Rewrite every line of the material below, leaving out the pictures, with each "histogram-bar" changed to "hist-bar" and nothing else altered.
——
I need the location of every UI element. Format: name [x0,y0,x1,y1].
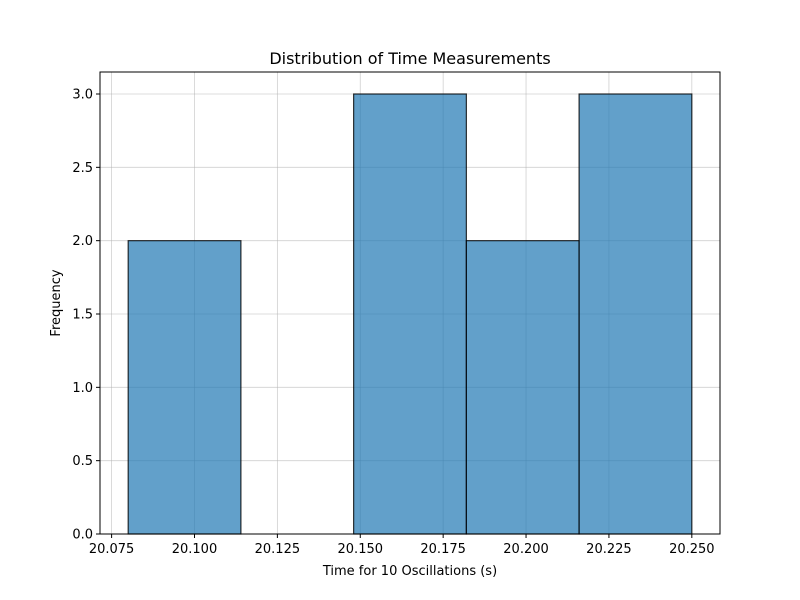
plot-frame [99,71,721,535]
y-axis-ticks: 0.0 0.5 1.0 1.5 2.0 2.5 3.0 [72,88,100,543]
histogram-bar [353,93,467,535]
x-tick-label: 20.225 [586,542,632,557]
x-tick-label: 20.175 [420,542,466,557]
y-tick-label: 2.5 [72,161,93,176]
x-tick-label: 20.100 [172,542,218,557]
y-tick-label: 2.0 [72,234,93,249]
x-tick-label: 20.150 [338,542,384,557]
y-tick-label: 3.0 [72,88,93,103]
histogram-bar [127,240,242,535]
bars-layer [127,93,693,535]
chart-title: Distribution of Time Measurements [269,49,550,68]
y-tick-label: 0.5 [72,454,93,469]
x-axis-ticks: 20.075 20.100 20.125 20.150 20.175 20.200 20.2… [89,534,715,557]
y-tick-label: 1.5 [72,308,93,323]
x-tick-label: 20.250 [669,542,715,557]
y-tick-label: 0.0 [72,528,93,543]
x-axis-label: Time for 10 Oscillations (s) [322,564,497,579]
y-axis-label: Frequency [49,269,64,336]
histogram-bar [578,93,693,535]
histogram-bar [465,240,580,535]
x-tick-label: 20.200 [503,542,549,557]
y-tick-label: 1.0 [72,381,93,396]
x-tick-label: 20.075 [89,542,135,557]
x-tick-label: 20.125 [255,542,301,557]
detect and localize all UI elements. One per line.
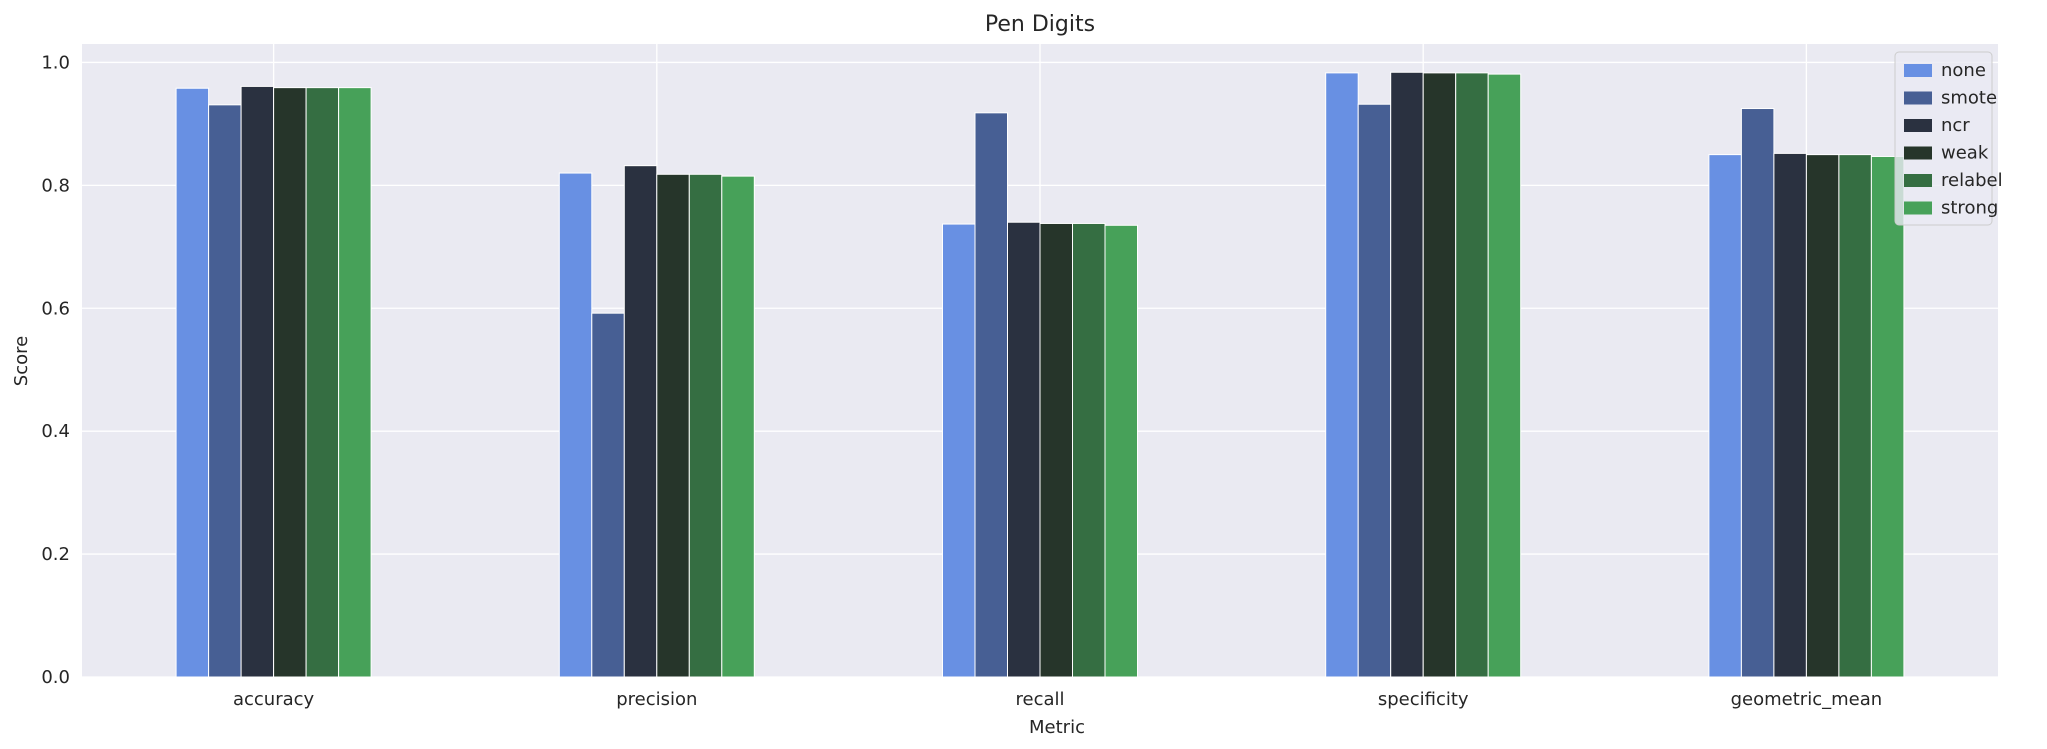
chart-title: Pen Digits <box>985 12 1095 37</box>
bar-smote-specificity <box>1357 103 1392 678</box>
bar-smote-precision <box>591 312 625 678</box>
bar-weak-accuracy <box>273 87 307 678</box>
legend-swatch-weak <box>1904 146 1932 160</box>
legend-label-strong: strong <box>1941 198 1998 219</box>
bar-none-specificity <box>1325 72 1359 678</box>
bar-weak-specificity <box>1422 72 1457 678</box>
legend-label-ncr: ncr <box>1941 115 1970 136</box>
bar-none-accuracy <box>175 87 210 678</box>
bar-strong-geometric_mean <box>1870 155 1905 678</box>
bar-relabel-precision <box>688 173 723 678</box>
x-tick-label: precision <box>616 689 697 710</box>
bar-smote-recall <box>974 112 1008 678</box>
y-tick-label: 0.0 <box>41 667 70 688</box>
y-tick-label: 0.4 <box>41 421 70 442</box>
bar-ncr-specificity <box>1390 71 1424 678</box>
bar-strong-recall <box>1104 224 1138 678</box>
y-axis-label: Score <box>11 336 32 386</box>
legend: none smote ncr weak relabel strong <box>1894 51 2003 226</box>
x-tick-label: accuracy <box>233 689 315 710</box>
bar-relabel-geometric_mean <box>1838 154 1872 678</box>
x-tick-label: recall <box>1015 689 1064 710</box>
legend-swatch-none <box>1904 64 1932 77</box>
bar-none-recall <box>942 223 976 678</box>
x-tick-label: geometric_mean <box>1731 689 1883 710</box>
y-tick-label: 1.0 <box>41 52 70 73</box>
legend-swatch-strong <box>1904 201 1932 215</box>
legend-label-relabel: relabel <box>1941 170 2003 191</box>
bar-relabel-specificity <box>1455 72 1489 678</box>
x-tick-label: specificity <box>1378 689 1469 710</box>
y-tick-label: 0.6 <box>41 298 70 319</box>
legend-swatch-ncr <box>1904 119 1932 132</box>
legend-label-none: none <box>1941 60 1986 81</box>
bar-weak-geometric_mean <box>1805 154 1840 678</box>
bar-ncr-precision <box>623 165 658 678</box>
legend-swatch-relabel <box>1904 174 1932 187</box>
bar-ncr-recall <box>1007 221 1041 678</box>
bar-relabel-recall <box>1072 222 1106 678</box>
bar-strong-precision <box>721 175 755 678</box>
y-tick-label: 0.2 <box>41 544 70 565</box>
x-axis: accuracy precision recall specificity geomet… <box>233 689 1882 710</box>
legend-label-weak: weak <box>1941 143 1989 164</box>
bar-smote-geometric_mean <box>1740 108 1775 678</box>
bar-none-geometric_mean <box>1708 154 1742 678</box>
legend-swatch-smote <box>1904 91 1932 105</box>
x-axis-label: Metric <box>1029 717 1085 738</box>
bar-ncr-geometric_mean <box>1773 152 1807 678</box>
bar-smote-accuracy <box>208 104 242 678</box>
bar-strong-specificity <box>1487 73 1522 678</box>
bar-weak-precision <box>656 173 690 678</box>
bars <box>175 71 1905 678</box>
bar-strong-accuracy <box>338 87 372 678</box>
legend-label-smote: smote <box>1941 88 1997 109</box>
y-tick-label: 0.8 <box>41 175 70 196</box>
bar-none-precision <box>558 172 593 678</box>
bar-weak-recall <box>1039 222 1073 678</box>
bar-ncr-accuracy <box>240 85 275 678</box>
y-axis: 0.0 0.2 0.4 0.6 0.8 1.0 <box>41 52 70 688</box>
bar-relabel-accuracy <box>305 87 340 678</box>
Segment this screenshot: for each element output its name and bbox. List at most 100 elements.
——
ANSWER TO THE EXERCISE:
I need the location of every UI element. Format: name [x0,y0,x1,y1].
plot-frame [99,71,721,535]
y-axis-ticks: 0.0 0.5 1.0 1.5 2.0 2.5 3.0 [72,88,100,543]
hist-bar [353,93,467,535]
x-tick-label: 20.225 [586,542,632,557]
x-tick-label: 20.175 [420,542,466,557]
y-tick-label: 2.5 [72,161,93,176]
x-tick-label: 20.100 [172,542,218,557]
y-tick-label: 2.0 [72,234,93,249]
x-tick-label: 20.150 [338,542,384,557]
y-tick-label: 3.0 [72,88,93,103]
hist-bar [127,240,242,535]
bars-layer [127,93,693,535]
chart-title: Distribution of Time Measurements [269,49,550,68]
y-tick-label: 0.5 [72,454,93,469]
x-axis-ticks: 20.075 20.100 20.125 20.150 20.175 20.200 20.2… [89,534,715,557]
y-tick-label: 1.5 [72,308,93,323]
x-tick-label: 20.250 [669,542,715,557]
y-tick-label: 0.0 [72,528,93,543]
x-axis-label: Time for 10 Oscillations (s) [322,564,497,579]
y-axis-label: Frequency [49,269,64,336]
hist-bar [578,93,693,535]
hist-bar [465,240,580,535]
x-tick-label: 20.200 [503,542,549,557]
y-tick-label: 1.0 [72,381,93,396]
x-tick-label: 20.075 [89,542,135,557]
x-tick-label: 20.125 [255,542,301,557]
detect and localize all UI elements. One per line.
chart-title: Pen Digits <box>985 12 1095 37</box>
bar-smote-specificity <box>1357 103 1392 678</box>
bar-smote-precision <box>591 312 625 678</box>
bar-weak-accuracy <box>273 87 307 678</box>
legend-swatch-weak <box>1904 146 1932 160</box>
legend-label-strong: strong <box>1941 198 1998 219</box>
bar-none-specificity <box>1325 72 1359 678</box>
bar-weak-specificity <box>1422 72 1457 678</box>
legend-label-ncr: ncr <box>1941 115 1970 136</box>
bar-none-accuracy <box>175 87 210 678</box>
bar-strong-geometric_mean <box>1870 155 1905 678</box>
bar-relabel-precision <box>688 173 723 678</box>
x-tick-label: precision <box>616 689 697 710</box>
bar-smote-recall <box>974 112 1008 678</box>
y-tick-label: 0.0 <box>41 667 70 688</box>
y-tick-label: 0.4 <box>41 421 70 442</box>
bar-ncr-specificity <box>1390 71 1424 678</box>
bar-strong-recall <box>1104 224 1138 678</box>
y-axis-label: Score <box>11 336 32 386</box>
legend: none smote ncr weak relabel strong <box>1894 51 2003 226</box>
x-tick-label: accuracy <box>233 689 315 710</box>
bar-relabel-geometric_mean <box>1838 154 1872 678</box>
x-tick-label: recall <box>1015 689 1064 710</box>
legend-swatch-none <box>1904 64 1932 77</box>
bar-none-recall <box>942 223 976 678</box>
x-tick-label: geometric_mean <box>1731 689 1883 710</box>
y-tick-label: 1.0 <box>41 52 70 73</box>
legend-swatch-strong <box>1904 201 1932 215</box>
legend-label-relabel: relabel <box>1941 170 2003 191</box>
bar-relabel-specificity <box>1455 72 1489 678</box>
x-tick-label: specificity <box>1378 689 1469 710</box>
y-tick-label: 0.6 <box>41 298 70 319</box>
legend-swatch-ncr <box>1904 119 1932 132</box>
legend-label-none: none <box>1941 60 1986 81</box>
bar-weak-geometric_mean <box>1805 154 1840 678</box>
bar-ncr-precision <box>623 165 658 678</box>
legend-swatch-relabel <box>1904 174 1932 187</box>
bar-ncr-recall <box>1007 221 1041 678</box>
bar-relabel-recall <box>1072 222 1106 678</box>
bar-strong-precision <box>721 175 755 678</box>
y-tick-label: 0.2 <box>41 544 70 565</box>
x-axis: accuracy precision recall specificity geomet… <box>233 689 1882 710</box>
legend-label-weak: weak <box>1941 143 1989 164</box>
bar-smote-geometric_mean <box>1740 108 1775 678</box>
bar-none-geometric_mean <box>1708 154 1742 678</box>
legend-swatch-smote <box>1904 91 1932 105</box>
x-axis-label: Metric <box>1029 717 1085 738</box>
bar-ncr-geometric_mean <box>1773 152 1807 678</box>
bar-smote-accuracy <box>208 104 242 678</box>
bar-strong-specificity <box>1487 73 1522 678</box>
bar-weak-precision <box>656 173 690 678</box>
bars <box>175 71 1905 678</box>
bar-strong-accuracy <box>338 87 372 678</box>
legend-label-smote: smote <box>1941 88 1997 109</box>
y-tick-label: 0.8 <box>41 175 70 196</box>
bar-none-precision <box>558 172 593 678</box>
bar-weak-recall <box>1039 222 1073 678</box>
bar-ncr-accuracy <box>240 85 275 678</box>
y-axis: 0.0 0.2 0.4 0.6 0.8 1.0 <box>41 52 70 688</box>
bar-relabel-accuracy <box>305 87 340 678</box>
Segment this screenshot: for each element output its name and bbox. List at most 100 elements.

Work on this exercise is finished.